-- TASK INPUTS start --

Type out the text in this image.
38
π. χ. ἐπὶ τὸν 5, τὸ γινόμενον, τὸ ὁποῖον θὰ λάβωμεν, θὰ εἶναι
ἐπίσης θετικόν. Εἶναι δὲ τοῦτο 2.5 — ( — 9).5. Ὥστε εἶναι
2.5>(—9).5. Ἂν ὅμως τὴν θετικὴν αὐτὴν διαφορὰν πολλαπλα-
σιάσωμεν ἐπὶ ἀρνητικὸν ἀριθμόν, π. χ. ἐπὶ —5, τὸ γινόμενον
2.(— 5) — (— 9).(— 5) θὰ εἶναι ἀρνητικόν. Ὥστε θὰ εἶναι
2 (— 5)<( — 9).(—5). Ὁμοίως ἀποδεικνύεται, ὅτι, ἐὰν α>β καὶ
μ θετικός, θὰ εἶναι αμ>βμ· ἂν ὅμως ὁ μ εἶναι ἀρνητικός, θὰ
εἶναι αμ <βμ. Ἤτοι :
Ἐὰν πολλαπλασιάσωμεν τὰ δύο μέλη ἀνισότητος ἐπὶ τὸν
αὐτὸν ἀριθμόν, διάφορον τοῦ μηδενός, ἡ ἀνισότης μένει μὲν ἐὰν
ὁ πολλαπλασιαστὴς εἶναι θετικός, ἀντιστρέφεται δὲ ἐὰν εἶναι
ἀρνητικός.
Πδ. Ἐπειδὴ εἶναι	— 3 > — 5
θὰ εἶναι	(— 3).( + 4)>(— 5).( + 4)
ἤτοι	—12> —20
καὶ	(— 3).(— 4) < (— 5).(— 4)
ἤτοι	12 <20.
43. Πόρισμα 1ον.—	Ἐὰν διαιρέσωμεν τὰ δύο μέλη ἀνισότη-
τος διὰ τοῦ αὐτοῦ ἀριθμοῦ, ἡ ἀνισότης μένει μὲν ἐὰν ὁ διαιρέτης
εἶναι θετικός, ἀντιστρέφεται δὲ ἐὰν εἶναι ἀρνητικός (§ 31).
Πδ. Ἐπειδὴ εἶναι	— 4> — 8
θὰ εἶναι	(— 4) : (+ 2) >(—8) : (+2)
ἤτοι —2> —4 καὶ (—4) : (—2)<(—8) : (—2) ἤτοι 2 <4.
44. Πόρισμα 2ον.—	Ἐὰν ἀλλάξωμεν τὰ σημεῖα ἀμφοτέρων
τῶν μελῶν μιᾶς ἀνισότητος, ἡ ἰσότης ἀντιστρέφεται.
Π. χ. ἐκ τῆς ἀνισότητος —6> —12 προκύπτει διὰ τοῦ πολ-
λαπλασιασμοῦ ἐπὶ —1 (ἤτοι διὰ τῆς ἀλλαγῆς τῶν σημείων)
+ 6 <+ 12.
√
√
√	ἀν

-- TASK INPUTS end --

Copy every line in the entries above that has the string "μέλη" in it.

RESULT BELOW:
Ἐὰν πολλαπλασιάσωμεν τὰ δύο μέλη ἀνισότητος ἐπὶ τὸν
43. Πόρισμα 1ον.—	Ἐὰν διαιρέσωμεν τὰ δύο μέλη ἀνισότη-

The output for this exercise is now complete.